### DATASET CONTENT

==*==

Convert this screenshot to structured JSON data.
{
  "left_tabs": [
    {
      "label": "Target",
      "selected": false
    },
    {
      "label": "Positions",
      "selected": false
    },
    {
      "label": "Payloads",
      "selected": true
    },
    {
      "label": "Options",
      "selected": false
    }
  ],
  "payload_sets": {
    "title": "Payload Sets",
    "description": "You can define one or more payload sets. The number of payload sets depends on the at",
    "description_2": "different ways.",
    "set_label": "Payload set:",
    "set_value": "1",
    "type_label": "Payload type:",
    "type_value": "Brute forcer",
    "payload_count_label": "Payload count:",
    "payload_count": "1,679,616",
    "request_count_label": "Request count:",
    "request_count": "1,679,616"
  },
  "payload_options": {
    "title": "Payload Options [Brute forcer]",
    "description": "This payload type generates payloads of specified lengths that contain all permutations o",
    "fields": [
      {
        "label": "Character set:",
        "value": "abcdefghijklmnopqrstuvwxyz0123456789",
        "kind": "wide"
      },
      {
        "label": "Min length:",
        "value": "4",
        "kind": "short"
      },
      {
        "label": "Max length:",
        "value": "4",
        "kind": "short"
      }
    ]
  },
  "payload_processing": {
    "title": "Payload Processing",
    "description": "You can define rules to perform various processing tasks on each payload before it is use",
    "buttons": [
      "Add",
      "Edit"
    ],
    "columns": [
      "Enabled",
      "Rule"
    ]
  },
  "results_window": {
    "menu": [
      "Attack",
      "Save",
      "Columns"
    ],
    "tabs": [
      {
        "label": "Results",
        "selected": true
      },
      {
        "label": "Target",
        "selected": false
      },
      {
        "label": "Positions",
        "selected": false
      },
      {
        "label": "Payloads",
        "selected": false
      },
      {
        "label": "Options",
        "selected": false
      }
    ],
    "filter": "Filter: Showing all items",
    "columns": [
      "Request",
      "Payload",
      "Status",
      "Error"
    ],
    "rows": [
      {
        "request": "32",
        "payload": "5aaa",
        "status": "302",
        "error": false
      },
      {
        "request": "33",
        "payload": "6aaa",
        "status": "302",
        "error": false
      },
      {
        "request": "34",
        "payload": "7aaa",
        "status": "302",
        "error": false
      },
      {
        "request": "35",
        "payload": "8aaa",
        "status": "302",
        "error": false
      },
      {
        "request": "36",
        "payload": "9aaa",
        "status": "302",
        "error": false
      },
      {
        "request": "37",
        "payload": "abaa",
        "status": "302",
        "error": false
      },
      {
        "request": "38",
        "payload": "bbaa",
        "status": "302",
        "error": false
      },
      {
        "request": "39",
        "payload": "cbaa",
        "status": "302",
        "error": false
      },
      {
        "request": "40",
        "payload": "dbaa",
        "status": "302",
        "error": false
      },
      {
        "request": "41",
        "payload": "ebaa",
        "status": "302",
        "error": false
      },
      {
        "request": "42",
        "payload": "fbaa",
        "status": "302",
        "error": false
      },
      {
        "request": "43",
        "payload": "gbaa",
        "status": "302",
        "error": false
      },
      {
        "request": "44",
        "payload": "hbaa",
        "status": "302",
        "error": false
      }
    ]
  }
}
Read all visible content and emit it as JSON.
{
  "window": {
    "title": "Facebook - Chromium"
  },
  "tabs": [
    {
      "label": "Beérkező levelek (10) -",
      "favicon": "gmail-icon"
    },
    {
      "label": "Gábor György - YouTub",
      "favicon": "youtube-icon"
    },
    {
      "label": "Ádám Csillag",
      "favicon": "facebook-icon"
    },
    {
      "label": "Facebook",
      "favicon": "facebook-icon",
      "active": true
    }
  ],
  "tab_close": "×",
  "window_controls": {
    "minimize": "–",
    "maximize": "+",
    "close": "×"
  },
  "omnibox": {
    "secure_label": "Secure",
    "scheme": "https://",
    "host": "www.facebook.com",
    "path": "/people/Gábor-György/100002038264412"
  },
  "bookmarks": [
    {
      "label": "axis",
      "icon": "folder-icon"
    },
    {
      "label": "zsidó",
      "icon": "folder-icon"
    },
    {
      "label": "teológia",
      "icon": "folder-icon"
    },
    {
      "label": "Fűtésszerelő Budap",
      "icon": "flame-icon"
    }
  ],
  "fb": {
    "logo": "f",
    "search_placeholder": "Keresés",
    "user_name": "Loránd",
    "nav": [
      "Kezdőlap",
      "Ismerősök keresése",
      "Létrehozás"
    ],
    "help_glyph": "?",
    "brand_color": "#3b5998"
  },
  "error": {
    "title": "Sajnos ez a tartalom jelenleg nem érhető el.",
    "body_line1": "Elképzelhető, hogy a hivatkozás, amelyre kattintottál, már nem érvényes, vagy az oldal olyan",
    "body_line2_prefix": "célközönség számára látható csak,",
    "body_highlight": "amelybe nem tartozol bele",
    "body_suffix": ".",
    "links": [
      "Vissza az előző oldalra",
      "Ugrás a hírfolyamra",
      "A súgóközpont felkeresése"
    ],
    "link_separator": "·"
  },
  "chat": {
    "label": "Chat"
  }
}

==*==

### WRITTEN TASK
Quote all of the entries exactly as they appear.

### EXERCISE SOLUTION
Convert this screenshot to structured JSON data.
{
  "left_tabs": [
    {
      "label": "Target",
      "selected": false
    },
    {
      "label": "Positions",
      "selected": false
    },
    {
      "label": "Payloads",
      "selected": true
    },
    {
      "label": "Options",
      "selected": false
    }
  ],
  "payload_sets": {
    "title": "Payload Sets",
    "description": "You can define one or more payload sets. The number of payload sets depends on the at",
    "description_2": "different ways.",
    "set_label": "Payload set:",
    "set_value": "1",
    "type_label": "Payload type:",
    "type_value": "Brute forcer",
    "payload_count_label": "Payload count:",
    "payload_count": "1,679,616",
    "request_count_label": "Request count:",
    "request_count": "1,679,616"
  },
  "payload_options": {
    "title": "Payload Options [Brute forcer]",
    "description": "This payload type generates payloads of specified lengths that contain all permutations o",
    "fields": [
      {
        "label": "Character set:",
        "value": "abcdefghijklmnopqrstuvwxyz0123456789",
        "kind": "wide"
      },
      {
        "label": "Min length:",
        "value": "4",
        "kind": "short"
      },
      {
        "label": "Max length:",
        "value": "4",
        "kind": "short"
      }
    ]
  },
  "payload_processing": {
    "title": "Payload Processing",
    "description": "You can define rules to perform various processing tasks on each payload before it is use",
    "buttons": [
      "Add",
      "Edit"
    ],
    "columns": [
      "Enabled",
      "Rule"
    ]
  },
  "results_window": {
    "menu": [
      "Attack",
      "Save",
      "Columns"
    ],
    "tabs": [
      {
        "label": "Results",
        "selected": true
      },
      {
        "label": "Target",
        "selected": false
      },
      {
        "label": "Positions",
        "selected": false
      },
      {
        "label": "Payloads",
        "selected": false
      },
      {
        "label": "Options",
        "selected": false
      }
    ],
    "filter": "Filter: Showing all items",
    "columns": [
      "Request",
      "Payload",
      "Status",
      "Error"
    ],
    "rows": [
      {
        "request": "32",
        "payload": "5aaa",
        "status": "302",
        "error": false
      },
      {
        "request": "33",
        "payload": "6aaa",
        "status": "302",
        "error": false
      },
      {
        "request": "34",
        "payload": "7aaa",
        "status": "302",
        "error": false
      },
      {
        "request": "35",
        "payload": "8aaa",
        "status": "302",
        "error": false
      },
      {
        "request": "36",
        "payload": "9aaa",
        "status": "302",
        "error": false
      },
      {
        "request": "37",
        "payload": "abaa",
        "status": "302",
        "error": false
      },
      {
        "request": "38",
        "payload": "bbaa",
        "status": "302",
        "error": false
      },
      {
        "request": "39",
        "payload": "cbaa",
        "status": "302",
        "error": false
      },
      {
        "request": "40",
        "payload": "dbaa",
        "status": "302",
        "error": false
      },
      {
        "request": "41",
        "payload": "ebaa",
        "status": "302",
        "error": false
      },
      {
        "request": "42",
        "payload": "fbaa",
        "status": "302",
        "error": false
      },
      {
        "request": "43",
        "payload": "gbaa",
        "status": "302",
        "error": false
      },
      {
        "request": "44",
        "payload": "hbaa",
        "status": "302",
        "error": false
      }
    ]
  }
}
Read all visible content and emit it as JSON.
{
  "window": {
    "title": "Facebook - Chromium"
  },
  "tabs": [
    {
      "label": "Beérkező levelek (10) -",
      "favicon": "gmail-icon"
    },
    {
      "label": "Gábor György - YouTub",
      "favicon": "youtube-icon"
    },
    {
      "label": "Ádám Csillag",
      "favicon": "facebook-icon"
    },
    {
      "label": "Facebook",
      "favicon": "facebook-icon",
      "active": true
    }
  ],
  "tab_close": "×",
  "window_controls": {
    "minimize": "–",
    "maximize": "+",
    "close": "×"
  },
  "omnibox": {
    "secure_label": "Secure",
    "scheme": "https://",
    "host": "www.facebook.com",
    "path": "/people/Gábor-György/100002038264412"
  },
  "bookmarks": [
    {
      "label": "axis",
      "icon": "folder-icon"
    },
    {
      "label": "zsidó",
      "icon": "folder-icon"
    },
    {
      "label": "teológia",
      "icon": "folder-icon"
    },
    {
      "label": "Fűtésszerelő Budap",
      "icon": "flame-icon"
    }
  ],
  "fb": {
    "logo": "f",
    "search_placeholder": "Keresés",
    "user_name": "Loránd",
    "nav": [
      "Kezdőlap",
      "Ismerősök keresése",
      "Létrehozás"
    ],
    "help_glyph": "?",
    "brand_color": "#3b5998"
  },
  "error": {
    "title": "Sajnos ez a tartalom jelenleg nem érhető el.",
    "body_line1": "Elképzelhető, hogy a hivatkozás, amelyre kattintottál, már nem érvényes, vagy az oldal olyan",
    "body_line2_prefix": "célközönség számára látható csak,",
    "body_highlight": "amelybe nem tartozol bele",
    "body_suffix": ".",
    "links": [
      "Vissza az előző oldalra",
      "Ugrás a hírfolyamra",
      "A súgóközpont felkeresése"
    ],
    "link_separator": "·"
  },
  "chat": {
    "label": "Chat"
  }
}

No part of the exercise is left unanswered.